-- Data shown --

►

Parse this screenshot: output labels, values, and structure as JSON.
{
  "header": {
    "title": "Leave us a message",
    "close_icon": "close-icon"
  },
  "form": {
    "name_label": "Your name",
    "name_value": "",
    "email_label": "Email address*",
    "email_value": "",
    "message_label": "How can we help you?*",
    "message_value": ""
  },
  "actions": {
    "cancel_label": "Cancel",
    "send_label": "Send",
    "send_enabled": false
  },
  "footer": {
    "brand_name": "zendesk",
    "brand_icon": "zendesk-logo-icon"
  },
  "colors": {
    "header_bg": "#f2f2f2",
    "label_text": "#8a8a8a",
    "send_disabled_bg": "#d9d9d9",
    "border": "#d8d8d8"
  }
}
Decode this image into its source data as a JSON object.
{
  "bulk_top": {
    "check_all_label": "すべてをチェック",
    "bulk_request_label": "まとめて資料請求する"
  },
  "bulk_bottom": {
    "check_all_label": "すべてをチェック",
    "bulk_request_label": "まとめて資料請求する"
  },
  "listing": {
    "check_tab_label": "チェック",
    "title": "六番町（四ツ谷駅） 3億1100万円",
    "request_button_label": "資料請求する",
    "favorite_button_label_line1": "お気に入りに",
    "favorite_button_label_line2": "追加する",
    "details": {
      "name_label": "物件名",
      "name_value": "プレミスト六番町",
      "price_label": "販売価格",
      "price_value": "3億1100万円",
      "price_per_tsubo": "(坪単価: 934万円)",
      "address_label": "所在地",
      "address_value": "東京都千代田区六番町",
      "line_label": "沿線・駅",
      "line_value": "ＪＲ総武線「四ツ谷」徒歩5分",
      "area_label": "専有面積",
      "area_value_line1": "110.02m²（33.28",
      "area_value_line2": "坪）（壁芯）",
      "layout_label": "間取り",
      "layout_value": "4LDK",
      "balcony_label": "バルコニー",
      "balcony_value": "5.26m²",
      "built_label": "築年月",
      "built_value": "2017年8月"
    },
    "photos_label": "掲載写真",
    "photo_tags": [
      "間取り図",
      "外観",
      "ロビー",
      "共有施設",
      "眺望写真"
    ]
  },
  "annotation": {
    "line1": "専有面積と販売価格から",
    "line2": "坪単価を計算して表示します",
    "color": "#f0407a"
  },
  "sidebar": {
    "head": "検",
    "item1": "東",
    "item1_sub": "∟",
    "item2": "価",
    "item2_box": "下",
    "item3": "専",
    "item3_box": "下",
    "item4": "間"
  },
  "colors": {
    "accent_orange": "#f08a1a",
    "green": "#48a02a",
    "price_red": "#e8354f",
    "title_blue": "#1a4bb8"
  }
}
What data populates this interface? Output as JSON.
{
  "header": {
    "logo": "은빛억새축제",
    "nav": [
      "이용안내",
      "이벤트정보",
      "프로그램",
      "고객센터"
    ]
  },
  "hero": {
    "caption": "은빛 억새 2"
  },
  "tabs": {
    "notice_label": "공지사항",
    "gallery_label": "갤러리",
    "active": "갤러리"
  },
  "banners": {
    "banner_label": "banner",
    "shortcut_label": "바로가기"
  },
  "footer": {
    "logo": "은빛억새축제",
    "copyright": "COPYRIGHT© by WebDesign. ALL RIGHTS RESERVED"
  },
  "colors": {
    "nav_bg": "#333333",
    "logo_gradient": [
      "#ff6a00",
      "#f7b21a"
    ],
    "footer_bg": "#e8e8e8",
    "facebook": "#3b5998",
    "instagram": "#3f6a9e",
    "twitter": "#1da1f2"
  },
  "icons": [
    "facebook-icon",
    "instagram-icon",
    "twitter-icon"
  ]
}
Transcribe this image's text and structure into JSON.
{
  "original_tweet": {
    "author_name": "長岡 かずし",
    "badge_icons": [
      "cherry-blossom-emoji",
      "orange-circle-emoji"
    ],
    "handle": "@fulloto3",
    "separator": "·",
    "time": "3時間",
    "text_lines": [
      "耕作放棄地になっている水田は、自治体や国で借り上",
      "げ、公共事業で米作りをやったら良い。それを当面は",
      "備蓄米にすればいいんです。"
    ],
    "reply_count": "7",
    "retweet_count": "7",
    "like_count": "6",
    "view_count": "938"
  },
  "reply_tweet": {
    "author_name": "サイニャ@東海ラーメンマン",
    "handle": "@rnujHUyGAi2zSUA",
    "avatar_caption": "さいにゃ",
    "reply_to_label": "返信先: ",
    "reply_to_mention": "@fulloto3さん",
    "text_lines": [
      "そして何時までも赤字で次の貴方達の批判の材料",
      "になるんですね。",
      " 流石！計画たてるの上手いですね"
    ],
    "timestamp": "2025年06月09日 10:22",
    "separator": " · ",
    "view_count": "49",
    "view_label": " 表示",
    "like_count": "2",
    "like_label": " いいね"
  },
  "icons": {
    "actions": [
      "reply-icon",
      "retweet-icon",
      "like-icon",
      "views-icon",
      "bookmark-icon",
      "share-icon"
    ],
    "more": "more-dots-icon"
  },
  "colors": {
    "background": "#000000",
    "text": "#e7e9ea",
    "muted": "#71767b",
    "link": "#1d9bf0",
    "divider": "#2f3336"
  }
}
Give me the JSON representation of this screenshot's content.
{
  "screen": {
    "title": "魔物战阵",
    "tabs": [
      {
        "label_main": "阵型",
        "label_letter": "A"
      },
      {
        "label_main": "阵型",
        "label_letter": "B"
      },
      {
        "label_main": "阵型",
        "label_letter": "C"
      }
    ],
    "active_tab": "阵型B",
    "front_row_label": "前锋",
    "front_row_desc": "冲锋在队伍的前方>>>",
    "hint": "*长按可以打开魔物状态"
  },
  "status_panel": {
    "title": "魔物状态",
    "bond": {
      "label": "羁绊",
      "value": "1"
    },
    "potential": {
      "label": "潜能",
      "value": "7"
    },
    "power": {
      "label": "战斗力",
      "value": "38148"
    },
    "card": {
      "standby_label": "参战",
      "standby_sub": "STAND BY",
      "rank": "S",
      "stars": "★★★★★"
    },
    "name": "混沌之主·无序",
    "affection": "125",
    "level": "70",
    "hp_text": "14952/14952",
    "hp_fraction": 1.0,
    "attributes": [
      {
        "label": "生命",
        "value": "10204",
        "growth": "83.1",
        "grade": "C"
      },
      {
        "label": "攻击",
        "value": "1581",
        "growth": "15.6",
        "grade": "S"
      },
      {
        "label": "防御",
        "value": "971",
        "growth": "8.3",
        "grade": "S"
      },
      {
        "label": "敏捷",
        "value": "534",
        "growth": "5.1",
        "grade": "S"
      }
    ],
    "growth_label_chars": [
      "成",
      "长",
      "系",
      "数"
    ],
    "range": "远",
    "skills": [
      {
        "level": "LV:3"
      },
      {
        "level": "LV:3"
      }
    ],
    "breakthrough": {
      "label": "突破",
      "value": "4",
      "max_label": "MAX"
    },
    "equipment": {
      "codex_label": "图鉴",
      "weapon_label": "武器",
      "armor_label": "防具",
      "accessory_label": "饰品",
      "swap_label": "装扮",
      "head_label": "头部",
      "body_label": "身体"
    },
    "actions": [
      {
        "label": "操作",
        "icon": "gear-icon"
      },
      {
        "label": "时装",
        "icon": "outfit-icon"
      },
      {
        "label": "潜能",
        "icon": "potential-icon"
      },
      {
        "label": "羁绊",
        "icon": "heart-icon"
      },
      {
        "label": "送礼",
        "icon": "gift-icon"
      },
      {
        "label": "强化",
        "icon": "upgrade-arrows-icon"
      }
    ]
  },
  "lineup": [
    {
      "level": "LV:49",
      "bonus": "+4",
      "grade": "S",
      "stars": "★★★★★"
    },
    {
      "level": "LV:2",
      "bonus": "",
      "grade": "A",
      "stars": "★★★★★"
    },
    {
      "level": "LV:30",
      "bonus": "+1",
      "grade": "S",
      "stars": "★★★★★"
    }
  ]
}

◄

-- What to produce --
Above are the records; copy all of them exactly.

-- Correct result --
Parse this screenshot: output labels, values, and structure as JSON.
{
  "header": {
    "title": "Leave us a message",
    "close_icon": "close-icon"
  },
  "form": {
    "name_label": "Your name",
    "name_value": "",
    "email_label": "Email address*",
    "email_value": "",
    "message_label": "How can we help you?*",
    "message_value": ""
  },
  "actions": {
    "cancel_label": "Cancel",
    "send_label": "Send",
    "send_enabled": false
  },
  "footer": {
    "brand_name": "zendesk",
    "brand_icon": "zendesk-logo-icon"
  },
  "colors": {
    "header_bg": "#f2f2f2",
    "label_text": "#8a8a8a",
    "send_disabled_bg": "#d9d9d9",
    "border": "#d8d8d8"
  }
}
Decode this image into its source data as a JSON object.
{
  "bulk_top": {
    "check_all_label": "すべてをチェック",
    "bulk_request_label": "まとめて資料請求する"
  },
  "bulk_bottom": {
    "check_all_label": "すべてをチェック",
    "bulk_request_label": "まとめて資料請求する"
  },
  "listing": {
    "check_tab_label": "チェック",
    "title": "六番町（四ツ谷駅） 3億1100万円",
    "request_button_label": "資料請求する",
    "favorite_button_label_line1": "お気に入りに",
    "favorite_button_label_line2": "追加する",
    "details": {
      "name_label": "物件名",
      "name_value": "プレミスト六番町",
      "price_label": "販売価格",
      "price_value": "3億1100万円",
      "price_per_tsubo": "(坪単価: 934万円)",
      "address_label": "所在地",
      "address_value": "東京都千代田区六番町",
      "line_label": "沿線・駅",
      "line_value": "ＪＲ総武線「四ツ谷」徒歩5分",
      "area_label": "専有面積",
      "area_value_line1": "110.02m²（33.28",
      "area_value_line2": "坪）（壁芯）",
      "layout_label": "間取り",
      "layout_value": "4LDK",
      "balcony_label": "バルコニー",
      "balcony_value": "5.26m²",
      "built_label": "築年月",
      "built_value": "2017年8月"
    },
    "photos_label": "掲載写真",
    "photo_tags": [
      "間取り図",
      "外観",
      "ロビー",
      "共有施設",
      "眺望写真"
    ]
  },
  "annotation": {
    "line1": "専有面積と販売価格から",
    "line2": "坪単価を計算して表示します",
    "color": "#f0407a"
  },
  "sidebar": {
    "head": "検",
    "item1": "東",
    "item1_sub": "∟",
    "item2": "価",
    "item2_box": "下",
    "item3": "専",
    "item3_box": "下",
    "item4": "間"
  },
  "colors": {
    "accent_orange": "#f08a1a",
    "green": "#48a02a",
    "price_red": "#e8354f",
    "title_blue": "#1a4bb8"
  }
}
What data populates this interface? Output as JSON.
{
  "header": {
    "logo": "은빛억새축제",
    "nav": [
      "이용안내",
      "이벤트정보",
      "프로그램",
      "고객센터"
    ]
  },
  "hero": {
    "caption": "은빛 억새 2"
  },
  "tabs": {
    "notice_label": "공지사항",
    "gallery_label": "갤러리",
    "active": "갤러리"
  },
  "banners": {
    "banner_label": "banner",
    "shortcut_label": "바로가기"
  },
  "footer": {
    "logo": "은빛억새축제",
    "copyright": "COPYRIGHT© by WebDesign. ALL RIGHTS RESERVED"
  },
  "colors": {
    "nav_bg": "#333333",
    "logo_gradient": [
      "#ff6a00",
      "#f7b21a"
    ],
    "footer_bg": "#e8e8e8",
    "facebook": "#3b5998",
    "instagram": "#3f6a9e",
    "twitter": "#1da1f2"
  },
  "icons": [
    "facebook-icon",
    "instagram-icon",
    "twitter-icon"
  ]
}
Transcribe this image's text and structure into JSON.
{
  "original_tweet": {
    "author_name": "長岡 かずし",
    "badge_icons": [
      "cherry-blossom-emoji",
      "orange-circle-emoji"
    ],
    "handle": "@fulloto3",
    "separator": "·",
    "time": "3時間",
    "text_lines": [
      "耕作放棄地になっている水田は、自治体や国で借り上",
      "げ、公共事業で米作りをやったら良い。それを当面は",
      "備蓄米にすればいいんです。"
    ],
    "reply_count": "7",
    "retweet_count": "7",
    "like_count": "6",
    "view_count": "938"
  },
  "reply_tweet": {
    "author_name": "サイニャ@東海ラーメンマン",
    "handle": "@rnujHUyGAi2zSUA",
    "avatar_caption": "さいにゃ",
    "reply_to_label": "返信先: ",
    "reply_to_mention": "@fulloto3さん",
    "text_lines": [
      "そして何時までも赤字で次の貴方達の批判の材料",
      "になるんですね。",
      " 流石！計画たてるの上手いですね"
    ],
    "timestamp": "2025年06月09日 10:22",
    "separator": " · ",
    "view_count": "49",
    "view_label": " 表示",
    "like_count": "2",
    "like_label": " いいね"
  },
  "icons": {
    "actions": [
      "reply-icon",
      "retweet-icon",
      "like-icon",
      "views-icon",
      "bookmark-icon",
      "share-icon"
    ],
    "more": "more-dots-icon"
  },
  "colors": {
    "background": "#000000",
    "text": "#e7e9ea",
    "muted": "#71767b",
    "link": "#1d9bf0",
    "divider": "#2f3336"
  }
}
Give me the JSON representation of this screenshot's content.
{
  "screen": {
    "title": "魔物战阵",
    "tabs": [
      {
        "label_main": "阵型",
        "label_letter": "A"
      },
      {
        "label_main": "阵型",
        "label_letter": "B"
      },
      {
        "label_main": "阵型",
        "label_letter": "C"
      }
    ],
    "active_tab": "阵型B",
    "front_row_label": "前锋",
    "front_row_desc": "冲锋在队伍的前方>>>",
    "hint": "*长按可以打开魔物状态"
  },
  "status_panel": {
    "title": "魔物状态",
    "bond": {
      "label": "羁绊",
      "value": "1"
    },
    "potential": {
      "label": "潜能",
      "value": "7"
    },
    "power": {
      "label": "战斗力",
      "value": "38148"
    },
    "card": {
      "standby_label": "参战",
      "standby_sub": "STAND BY",
      "rank": "S",
      "stars": "★★★★★"
    },
    "name": "混沌之主·无序",
    "affection": "125",
    "level": "70",
    "hp_text": "14952/14952",
    "hp_fraction": 1.0,
    "attributes": [
      {
        "label": "生命",
        "value": "10204",
        "growth": "83.1",
        "grade": "C"
      },
      {
        "label": "攻击",
        "value": "1581",
        "growth": "15.6",
        "grade": "S"
      },
      {
        "label": "防御",
        "value": "971",
        "growth": "8.3",
        "grade": "S"
      },
      {
        "label": "敏捷",
        "value": "534",
        "growth": "5.1",
        "grade": "S"
      }
    ],
    "growth_label_chars": [
      "成",
      "长",
      "系",
      "数"
    ],
    "range": "远",
    "skills": [
      {
        "level": "LV:3"
      },
      {
        "level": "LV:3"
      }
    ],
    "breakthrough": {
      "label": "突破",
      "value": "4",
      "max_label": "MAX"
    },
    "equipment": {
      "codex_label": "图鉴",
      "weapon_label": "武器",
      "armor_label": "防具",
      "accessory_label": "饰品",
      "swap_label": "装扮",
      "head_label": "头部",
      "body_label": "身体"
    },
    "actions": [
      {
        "label": "操作",
        "icon": "gear-icon"
      },
      {
        "label": "时装",
        "icon": "outfit-icon"
      },
      {
        "label": "潜能",
        "icon": "potential-icon"
      },
      {
        "label": "羁绊",
        "icon": "heart-icon"
      },
      {
        "label": "送礼",
        "icon": "gift-icon"
      },
      {
        "label": "强化",
        "icon": "upgrade-arrows-icon"
      }
    ]
  },
  "lineup": [
    {
      "level": "LV:49",
      "bonus": "+4",
      "grade": "S",
      "stars": "★★★★★"
    },
    {
      "level": "LV:2",
      "bonus": "",
      "grade": "A",
      "stars": "★★★★★"
    },
    {
      "level": "LV:30",
      "bonus": "+1",
      "grade": "S",
      "stars": "★★★★★"
    }
  ]
}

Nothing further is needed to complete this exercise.